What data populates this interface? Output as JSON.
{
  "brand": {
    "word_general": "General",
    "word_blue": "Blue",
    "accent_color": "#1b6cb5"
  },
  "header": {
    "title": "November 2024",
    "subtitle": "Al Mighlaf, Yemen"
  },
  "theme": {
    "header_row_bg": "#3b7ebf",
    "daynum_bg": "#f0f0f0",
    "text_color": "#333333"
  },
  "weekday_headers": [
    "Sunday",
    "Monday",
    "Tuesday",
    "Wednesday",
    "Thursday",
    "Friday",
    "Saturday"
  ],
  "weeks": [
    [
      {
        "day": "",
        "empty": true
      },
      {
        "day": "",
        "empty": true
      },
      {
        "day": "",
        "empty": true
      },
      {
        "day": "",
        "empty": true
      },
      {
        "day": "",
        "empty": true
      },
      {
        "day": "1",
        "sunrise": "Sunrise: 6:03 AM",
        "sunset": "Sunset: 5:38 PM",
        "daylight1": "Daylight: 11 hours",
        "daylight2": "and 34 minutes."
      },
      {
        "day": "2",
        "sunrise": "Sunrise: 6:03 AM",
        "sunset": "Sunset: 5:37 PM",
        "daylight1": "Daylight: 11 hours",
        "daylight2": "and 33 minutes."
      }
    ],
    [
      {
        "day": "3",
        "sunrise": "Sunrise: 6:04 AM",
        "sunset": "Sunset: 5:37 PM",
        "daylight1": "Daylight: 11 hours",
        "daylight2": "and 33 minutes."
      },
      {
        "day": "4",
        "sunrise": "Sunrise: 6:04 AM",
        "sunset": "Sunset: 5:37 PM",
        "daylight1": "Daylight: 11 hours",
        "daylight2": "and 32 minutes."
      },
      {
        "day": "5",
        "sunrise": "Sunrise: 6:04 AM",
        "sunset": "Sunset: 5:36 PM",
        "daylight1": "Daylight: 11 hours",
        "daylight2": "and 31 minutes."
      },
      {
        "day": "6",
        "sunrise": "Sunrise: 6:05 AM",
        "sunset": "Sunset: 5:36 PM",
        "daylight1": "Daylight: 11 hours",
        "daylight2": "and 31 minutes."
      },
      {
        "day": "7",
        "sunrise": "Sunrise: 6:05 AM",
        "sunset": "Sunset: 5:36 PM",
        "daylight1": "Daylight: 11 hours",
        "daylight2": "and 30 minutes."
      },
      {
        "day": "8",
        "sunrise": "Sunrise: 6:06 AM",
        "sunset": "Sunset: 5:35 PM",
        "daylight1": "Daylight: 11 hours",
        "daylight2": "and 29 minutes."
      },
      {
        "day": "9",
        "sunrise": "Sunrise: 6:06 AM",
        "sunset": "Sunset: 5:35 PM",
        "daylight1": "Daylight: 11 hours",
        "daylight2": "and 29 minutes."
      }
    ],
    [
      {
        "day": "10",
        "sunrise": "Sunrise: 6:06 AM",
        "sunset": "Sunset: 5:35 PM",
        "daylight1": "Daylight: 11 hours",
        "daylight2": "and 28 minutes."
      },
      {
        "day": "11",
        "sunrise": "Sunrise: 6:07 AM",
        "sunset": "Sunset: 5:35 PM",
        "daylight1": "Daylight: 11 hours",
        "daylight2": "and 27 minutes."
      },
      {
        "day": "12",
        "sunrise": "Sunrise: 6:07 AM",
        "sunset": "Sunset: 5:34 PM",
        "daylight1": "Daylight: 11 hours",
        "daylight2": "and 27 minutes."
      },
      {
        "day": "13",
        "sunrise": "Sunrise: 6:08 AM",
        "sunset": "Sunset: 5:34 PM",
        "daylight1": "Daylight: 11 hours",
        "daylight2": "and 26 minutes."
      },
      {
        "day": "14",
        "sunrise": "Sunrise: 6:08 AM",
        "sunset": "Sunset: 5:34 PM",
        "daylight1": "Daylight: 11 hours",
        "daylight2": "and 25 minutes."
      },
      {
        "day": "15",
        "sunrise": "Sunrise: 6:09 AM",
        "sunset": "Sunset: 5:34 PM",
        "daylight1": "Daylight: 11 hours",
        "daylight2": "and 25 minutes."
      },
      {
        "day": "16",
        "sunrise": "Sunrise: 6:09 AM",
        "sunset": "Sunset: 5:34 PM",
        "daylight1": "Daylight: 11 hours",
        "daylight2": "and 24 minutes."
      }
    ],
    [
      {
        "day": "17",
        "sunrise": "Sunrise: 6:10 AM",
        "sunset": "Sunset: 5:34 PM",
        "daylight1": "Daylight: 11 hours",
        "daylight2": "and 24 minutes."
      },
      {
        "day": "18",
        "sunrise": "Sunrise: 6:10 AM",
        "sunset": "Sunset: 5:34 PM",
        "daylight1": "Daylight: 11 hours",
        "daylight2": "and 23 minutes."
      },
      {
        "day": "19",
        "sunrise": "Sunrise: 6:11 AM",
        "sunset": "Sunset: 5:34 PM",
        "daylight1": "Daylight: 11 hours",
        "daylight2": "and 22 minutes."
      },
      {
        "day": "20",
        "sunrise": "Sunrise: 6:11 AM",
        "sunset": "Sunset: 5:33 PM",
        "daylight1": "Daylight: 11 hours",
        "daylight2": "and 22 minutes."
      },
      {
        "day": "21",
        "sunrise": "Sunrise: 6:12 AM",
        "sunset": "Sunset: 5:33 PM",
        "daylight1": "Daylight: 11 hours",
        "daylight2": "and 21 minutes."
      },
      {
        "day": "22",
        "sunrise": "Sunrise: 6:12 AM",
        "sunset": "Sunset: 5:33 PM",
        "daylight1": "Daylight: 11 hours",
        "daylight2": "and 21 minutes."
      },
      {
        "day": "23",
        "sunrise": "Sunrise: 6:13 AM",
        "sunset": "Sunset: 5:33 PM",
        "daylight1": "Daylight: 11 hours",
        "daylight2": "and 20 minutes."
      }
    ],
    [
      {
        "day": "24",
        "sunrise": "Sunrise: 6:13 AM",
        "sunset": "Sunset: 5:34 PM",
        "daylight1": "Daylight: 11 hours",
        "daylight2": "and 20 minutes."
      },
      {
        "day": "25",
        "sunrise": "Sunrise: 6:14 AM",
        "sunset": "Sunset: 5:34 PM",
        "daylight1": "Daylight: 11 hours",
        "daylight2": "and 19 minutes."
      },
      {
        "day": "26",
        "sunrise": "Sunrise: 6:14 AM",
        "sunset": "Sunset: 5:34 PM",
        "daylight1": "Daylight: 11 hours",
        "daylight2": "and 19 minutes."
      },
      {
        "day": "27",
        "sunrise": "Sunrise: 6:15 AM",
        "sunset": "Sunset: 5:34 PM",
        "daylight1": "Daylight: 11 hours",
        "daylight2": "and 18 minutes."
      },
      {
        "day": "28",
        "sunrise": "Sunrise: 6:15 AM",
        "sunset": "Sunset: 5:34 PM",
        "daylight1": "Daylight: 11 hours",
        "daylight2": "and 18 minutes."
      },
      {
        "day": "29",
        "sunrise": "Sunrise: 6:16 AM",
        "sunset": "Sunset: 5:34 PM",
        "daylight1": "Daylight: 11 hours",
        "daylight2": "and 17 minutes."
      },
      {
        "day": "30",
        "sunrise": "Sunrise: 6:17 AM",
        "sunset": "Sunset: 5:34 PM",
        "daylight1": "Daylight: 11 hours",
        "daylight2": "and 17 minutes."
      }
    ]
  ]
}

----

• What is asked
Extract all of the data shown above without alteration.

• Response for this exercise
What data populates this interface? Output as JSON.
{
  "brand": {
    "word_general": "General",
    "word_blue": "Blue",
    "accent_color": "#1b6cb5"
  },
  "header": {
    "title": "November 2024",
    "subtitle": "Al Mighlaf, Yemen"
  },
  "theme": {
    "header_row_bg": "#3b7ebf",
    "daynum_bg": "#f0f0f0",
    "text_color": "#333333"
  },
  "weekday_headers": [
    "Sunday",
    "Monday",
    "Tuesday",
    "Wednesday",
    "Thursday",
    "Friday",
    "Saturday"
  ],
  "weeks": [
    [
      {
        "day": "",
        "empty": true
      },
      {
        "day": "",
        "empty": true
      },
      {
        "day": "",
        "empty": true
      },
      {
        "day": "",
        "empty": true
      },
      {
        "day": "",
        "empty": true
      },
      {
        "day": "1",
        "sunrise": "Sunrise: 6:03 AM",
        "sunset": "Sunset: 5:38 PM",
        "daylight1": "Daylight: 11 hours",
        "daylight2": "and 34 minutes."
      },
      {
        "day": "2",
        "sunrise": "Sunrise: 6:03 AM",
        "sunset": "Sunset: 5:37 PM",
        "daylight1": "Daylight: 11 hours",
        "daylight2": "and 33 minutes."
      }
    ],
    [
      {
        "day": "3",
        "sunrise": "Sunrise: 6:04 AM",
        "sunset": "Sunset: 5:37 PM",
        "daylight1": "Daylight: 11 hours",
        "daylight2": "and 33 minutes."
      },
      {
        "day": "4",
        "sunrise": "Sunrise: 6:04 AM",
        "sunset": "Sunset: 5:37 PM",
        "daylight1": "Daylight: 11 hours",
        "daylight2": "and 32 minutes."
      },
      {
        "day": "5",
        "sunrise": "Sunrise: 6:04 AM",
        "sunset": "Sunset: 5:36 PM",
        "daylight1": "Daylight: 11 hours",
        "daylight2": "and 31 minutes."
      },
      {
        "day": "6",
        "sunrise": "Sunrise: 6:05 AM",
        "sunset": "Sunset: 5:36 PM",
        "daylight1": "Daylight: 11 hours",
        "daylight2": "and 31 minutes."
      },
      {
        "day": "7",
        "sunrise": "Sunrise: 6:05 AM",
        "sunset": "Sunset: 5:36 PM",
        "daylight1": "Daylight: 11 hours",
        "daylight2": "and 30 minutes."
      },
      {
        "day": "8",
        "sunrise": "Sunrise: 6:06 AM",
        "sunset": "Sunset: 5:35 PM",
        "daylight1": "Daylight: 11 hours",
        "daylight2": "and 29 minutes."
      },
      {
        "day": "9",
        "sunrise": "Sunrise: 6:06 AM",
        "sunset": "Sunset: 5:35 PM",
        "daylight1": "Daylight: 11 hours",
        "daylight2": "and 29 minutes."
      }
    ],
    [
      {
        "day": "10",
        "sunrise": "Sunrise: 6:06 AM",
        "sunset": "Sunset: 5:35 PM",
        "daylight1": "Daylight: 11 hours",
        "daylight2": "and 28 minutes."
      },
      {
        "day": "11",
        "sunrise": "Sunrise: 6:07 AM",
        "sunset": "Sunset: 5:35 PM",
        "daylight1": "Daylight: 11 hours",
        "daylight2": "and 27 minutes."
      },
      {
        "day": "12",
        "sunrise": "Sunrise: 6:07 AM",
        "sunset": "Sunset: 5:34 PM",
        "daylight1": "Daylight: 11 hours",
        "daylight2": "and 27 minutes."
      },
      {
        "day": "13",
        "sunrise": "Sunrise: 6:08 AM",
        "sunset": "Sunset: 5:34 PM",
        "daylight1": "Daylight: 11 hours",
        "daylight2": "and 26 minutes."
      },
      {
        "day": "14",
        "sunrise": "Sunrise: 6:08 AM",
        "sunset": "Sunset: 5:34 PM",
        "daylight1": "Daylight: 11 hours",
        "daylight2": "and 25 minutes."
      },
      {
        "day": "15",
        "sunrise": "Sunrise: 6:09 AM",
        "sunset": "Sunset: 5:34 PM",
        "daylight1": "Daylight: 11 hours",
        "daylight2": "and 25 minutes."
      },
      {
        "day": "16",
        "sunrise": "Sunrise: 6:09 AM",
        "sunset": "Sunset: 5:34 PM",
        "daylight1": "Daylight: 11 hours",
        "daylight2": "and 24 minutes."
      }
    ],
    [
      {
        "day": "17",
        "sunrise": "Sunrise: 6:10 AM",
        "sunset": "Sunset: 5:34 PM",
        "daylight1": "Daylight: 11 hours",
        "daylight2": "and 24 minutes."
      },
      {
        "day": "18",
        "sunrise": "Sunrise: 6:10 AM",
        "sunset": "Sunset: 5:34 PM",
        "daylight1": "Daylight: 11 hours",
        "daylight2": "and 23 minutes."
      },
      {
        "day": "19",
        "sunrise": "Sunrise: 6:11 AM",
        "sunset": "Sunset: 5:34 PM",
        "daylight1": "Daylight: 11 hours",
        "daylight2": "and 22 minutes."
      },
      {
        "day": "20",
        "sunrise": "Sunrise: 6:11 AM",
        "sunset": "Sunset: 5:33 PM",
        "daylight1": "Daylight: 11 hours",
        "daylight2": "and 22 minutes."
      },
      {
        "day": "21",
        "sunrise": "Sunrise: 6:12 AM",
        "sunset": "Sunset: 5:33 PM",
        "daylight1": "Daylight: 11 hours",
        "daylight2": "and 21 minutes."
      },
      {
        "day": "22",
        "sunrise": "Sunrise: 6:12 AM",
        "sunset": "Sunset: 5:33 PM",
        "daylight1": "Daylight: 11 hours",
        "daylight2": "and 21 minutes."
      },
      {
        "day": "23",
        "sunrise": "Sunrise: 6:13 AM",
        "sunset": "Sunset: 5:33 PM",
        "daylight1": "Daylight: 11 hours",
        "daylight2": "and 20 minutes."
      }
    ],
    [
      {
        "day": "24",
        "sunrise": "Sunrise: 6:13 AM",
        "sunset": "Sunset: 5:34 PM",
        "daylight1": "Daylight: 11 hours",
        "daylight2": "and 20 minutes."
      },
      {
        "day": "25",
        "sunrise": "Sunrise: 6:14 AM",
        "sunset": "Sunset: 5:34 PM",
        "daylight1": "Daylight: 11 hours",
        "daylight2": "and 19 minutes."
      },
      {
        "day": "26",
        "sunrise": "Sunrise: 6:14 AM",
        "sunset": "Sunset: 5:34 PM",
        "daylight1": "Daylight: 11 hours",
        "daylight2": "and 19 minutes."
      },
      {
        "day": "27",
        "sunrise": "Sunrise: 6:15 AM",
        "sunset": "Sunset: 5:34 PM",
        "daylight1": "Daylight: 11 hours",
        "daylight2": "and 18 minutes."
      },
      {
        "day": "28",
        "sunrise": "Sunrise: 6:15 AM",
        "sunset": "Sunset: 5:34 PM",
        "daylight1": "Daylight: 11 hours",
        "daylight2": "and 18 minutes."
      },
      {
        "day": "29",
        "sunrise": "Sunrise: 6:16 AM",
        "sunset": "Sunset: 5:34 PM",
        "daylight1": "Daylight: 11 hours",
        "daylight2": "and 17 minutes."
      },
      {
        "day": "30",
        "sunrise": "Sunrise: 6:17 AM",
        "sunset": "Sunset: 5:34 PM",
        "daylight1": "Daylight: 11 hours",
        "daylight2": "and 17 minutes."
      }
    ]
  ]
}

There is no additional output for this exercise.